**Exercise goal**: Pick out every line holding the string "this" and copy it.

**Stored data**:

•••••

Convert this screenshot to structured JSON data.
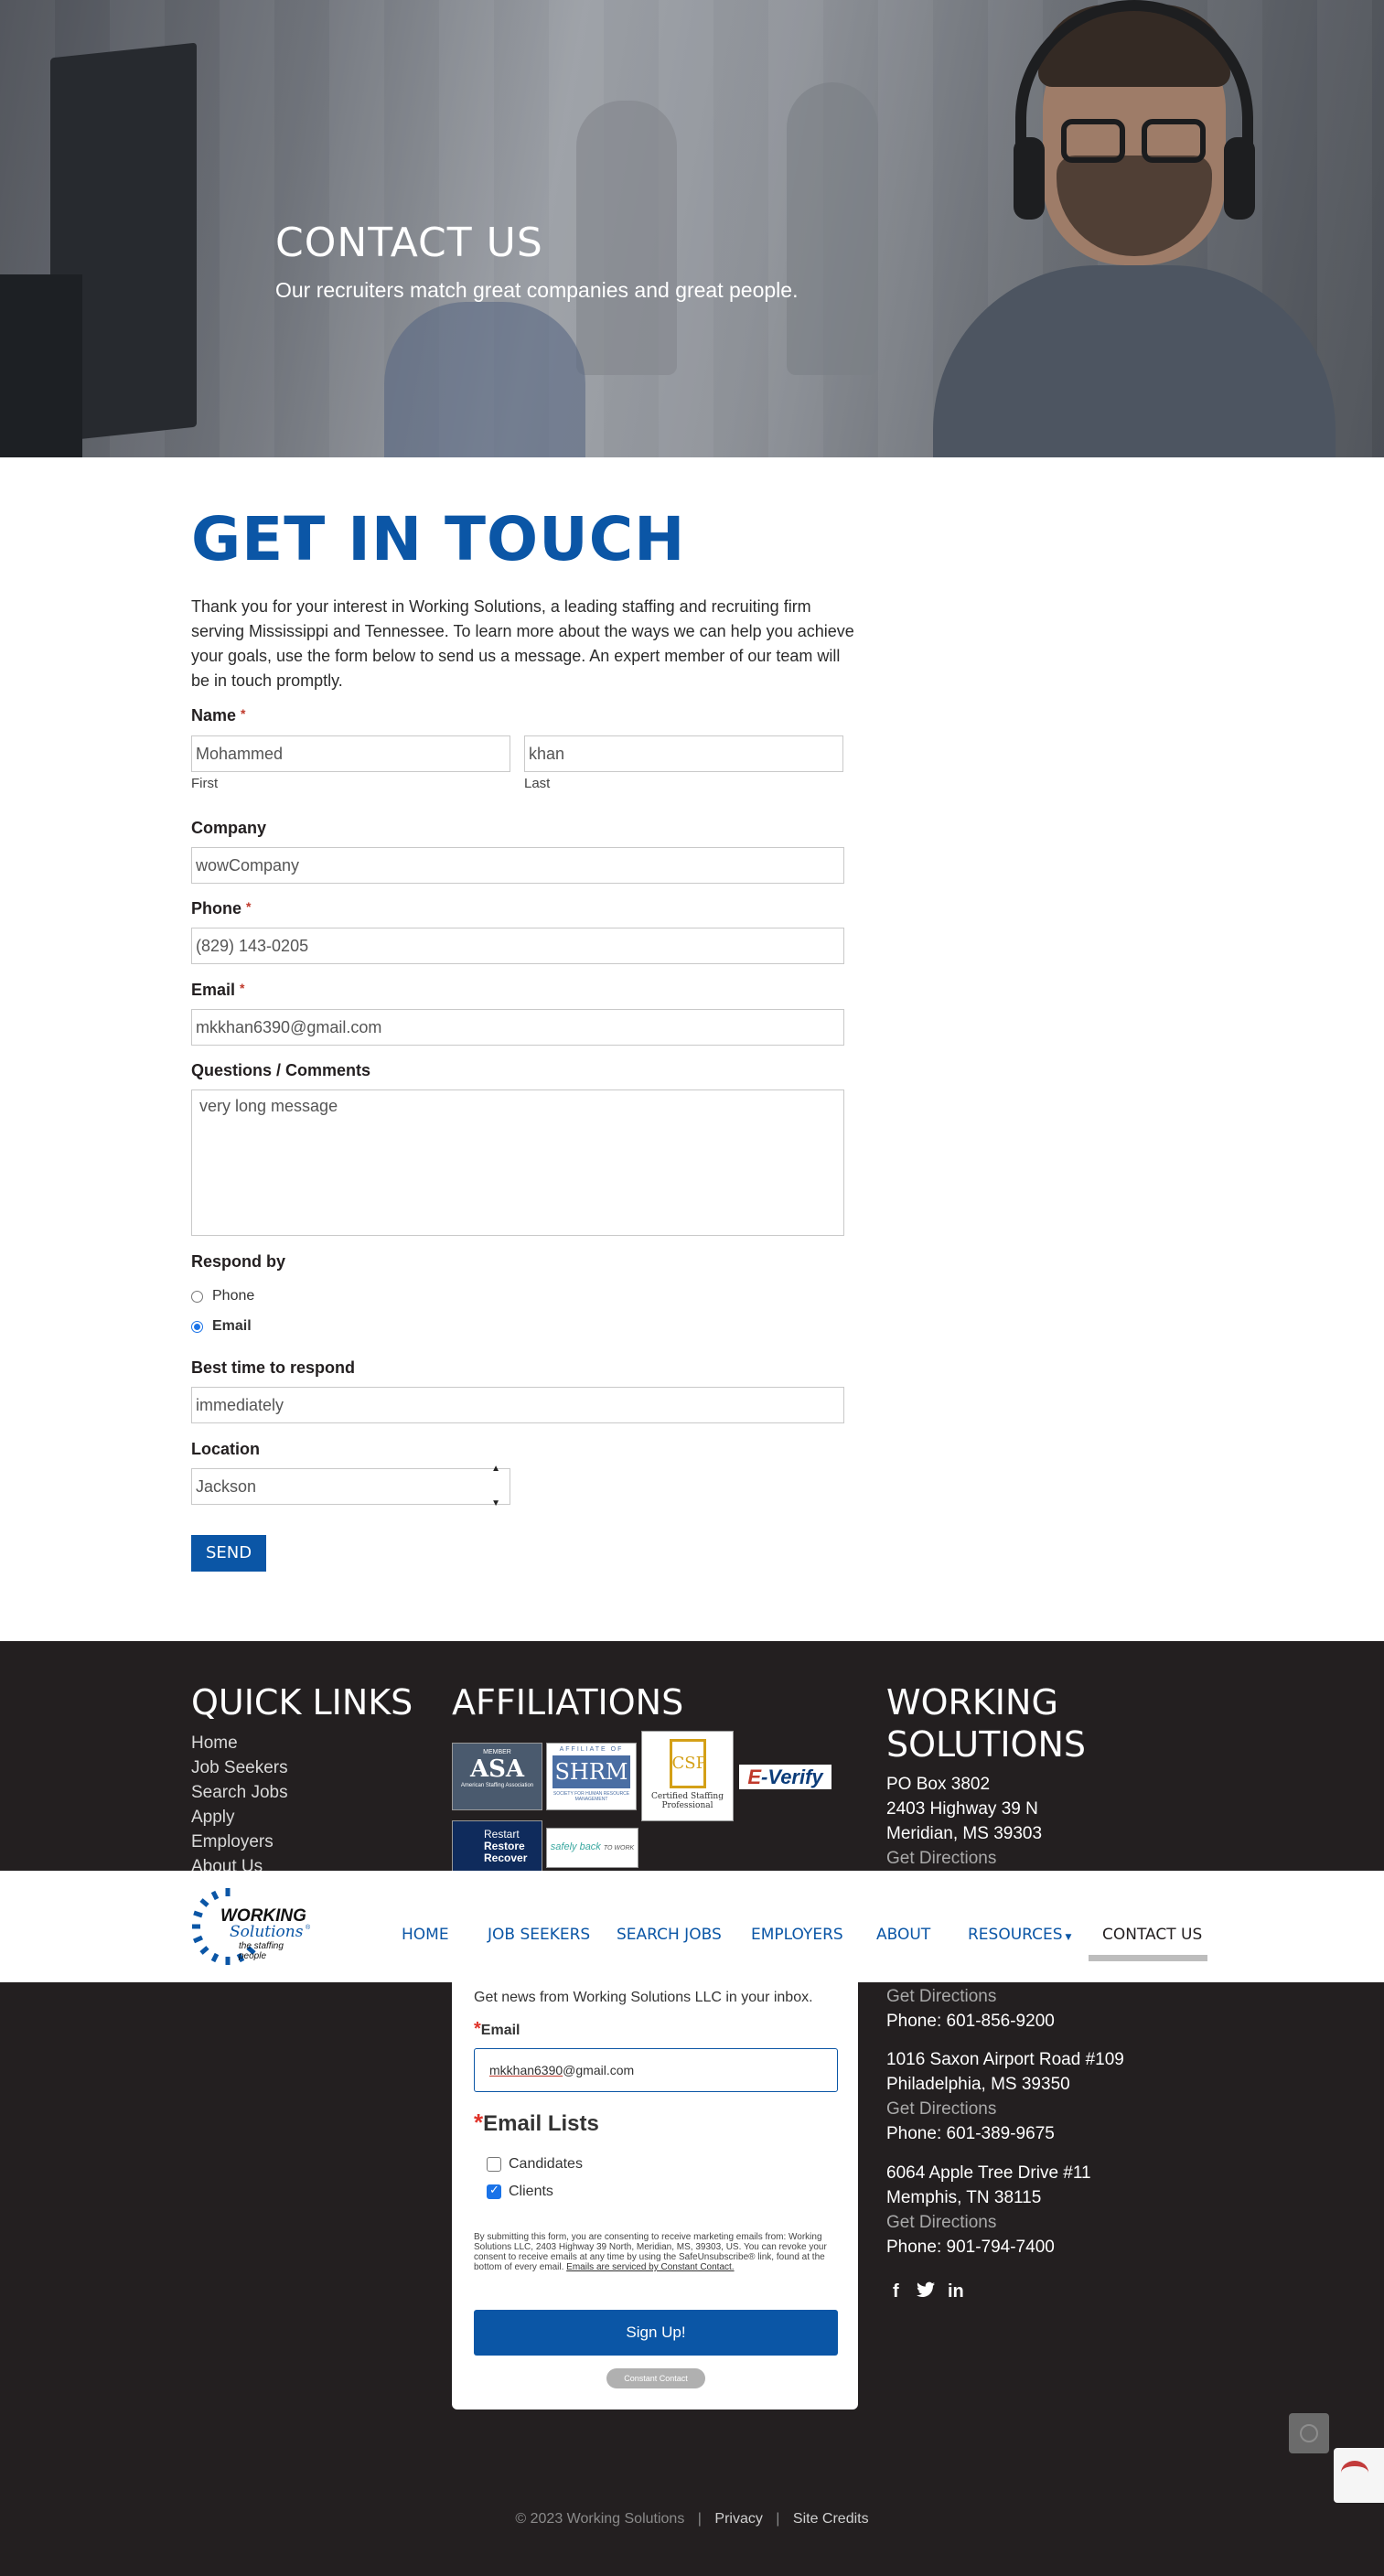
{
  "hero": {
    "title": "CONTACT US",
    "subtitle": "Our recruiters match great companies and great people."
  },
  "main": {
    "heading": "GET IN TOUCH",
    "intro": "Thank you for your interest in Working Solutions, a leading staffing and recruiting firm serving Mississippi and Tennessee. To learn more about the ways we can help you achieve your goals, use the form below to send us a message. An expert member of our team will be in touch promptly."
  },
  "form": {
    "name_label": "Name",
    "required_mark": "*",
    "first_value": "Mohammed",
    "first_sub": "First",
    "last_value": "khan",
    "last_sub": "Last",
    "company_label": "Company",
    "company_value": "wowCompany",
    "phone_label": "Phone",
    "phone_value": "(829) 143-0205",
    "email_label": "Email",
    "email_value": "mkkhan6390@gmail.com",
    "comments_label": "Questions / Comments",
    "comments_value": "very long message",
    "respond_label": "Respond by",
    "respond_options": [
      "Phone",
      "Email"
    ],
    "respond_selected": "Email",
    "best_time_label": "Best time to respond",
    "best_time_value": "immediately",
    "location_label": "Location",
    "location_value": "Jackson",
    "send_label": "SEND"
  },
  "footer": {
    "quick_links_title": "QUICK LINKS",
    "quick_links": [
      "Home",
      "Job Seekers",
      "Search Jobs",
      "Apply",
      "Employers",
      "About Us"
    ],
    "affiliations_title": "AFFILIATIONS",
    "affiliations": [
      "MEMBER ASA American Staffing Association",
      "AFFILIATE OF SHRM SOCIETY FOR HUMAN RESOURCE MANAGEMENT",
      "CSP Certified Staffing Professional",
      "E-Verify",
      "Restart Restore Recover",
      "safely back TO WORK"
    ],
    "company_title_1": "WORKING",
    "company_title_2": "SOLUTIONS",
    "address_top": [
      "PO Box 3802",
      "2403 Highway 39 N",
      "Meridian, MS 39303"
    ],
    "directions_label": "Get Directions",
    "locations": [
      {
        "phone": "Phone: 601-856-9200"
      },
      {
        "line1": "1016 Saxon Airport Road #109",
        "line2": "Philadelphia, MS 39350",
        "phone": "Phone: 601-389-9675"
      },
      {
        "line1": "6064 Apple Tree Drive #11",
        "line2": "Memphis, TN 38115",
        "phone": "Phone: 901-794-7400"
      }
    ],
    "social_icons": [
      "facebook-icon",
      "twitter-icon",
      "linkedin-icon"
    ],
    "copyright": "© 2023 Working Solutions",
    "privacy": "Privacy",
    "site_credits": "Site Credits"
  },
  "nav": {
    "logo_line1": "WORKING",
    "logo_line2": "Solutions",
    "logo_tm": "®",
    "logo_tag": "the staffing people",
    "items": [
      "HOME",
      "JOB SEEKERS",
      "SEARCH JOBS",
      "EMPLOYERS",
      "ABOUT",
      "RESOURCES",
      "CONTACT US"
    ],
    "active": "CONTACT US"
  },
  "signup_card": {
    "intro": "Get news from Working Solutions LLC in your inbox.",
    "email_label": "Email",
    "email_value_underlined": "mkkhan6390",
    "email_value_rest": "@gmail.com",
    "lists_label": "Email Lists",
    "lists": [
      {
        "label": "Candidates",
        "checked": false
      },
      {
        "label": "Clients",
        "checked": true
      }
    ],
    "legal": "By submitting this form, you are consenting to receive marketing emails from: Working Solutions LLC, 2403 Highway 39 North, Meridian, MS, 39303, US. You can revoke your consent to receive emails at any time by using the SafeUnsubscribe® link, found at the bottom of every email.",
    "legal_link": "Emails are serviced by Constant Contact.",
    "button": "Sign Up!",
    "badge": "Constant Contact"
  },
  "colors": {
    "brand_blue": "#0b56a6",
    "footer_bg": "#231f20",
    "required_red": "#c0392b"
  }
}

•••••

**Worked answer**:
Convert this screenshot to structured JSON data.
    "legal": "By submitting this form, you are consenting to receive marketing emails from: Working Solutions LLC, 2403 Highway 39 North, Meridian, MS, 39303, US. You can revoke your consent to receive emails at any time by using the SafeUnsubscribe® link, found at the bottom of every email.",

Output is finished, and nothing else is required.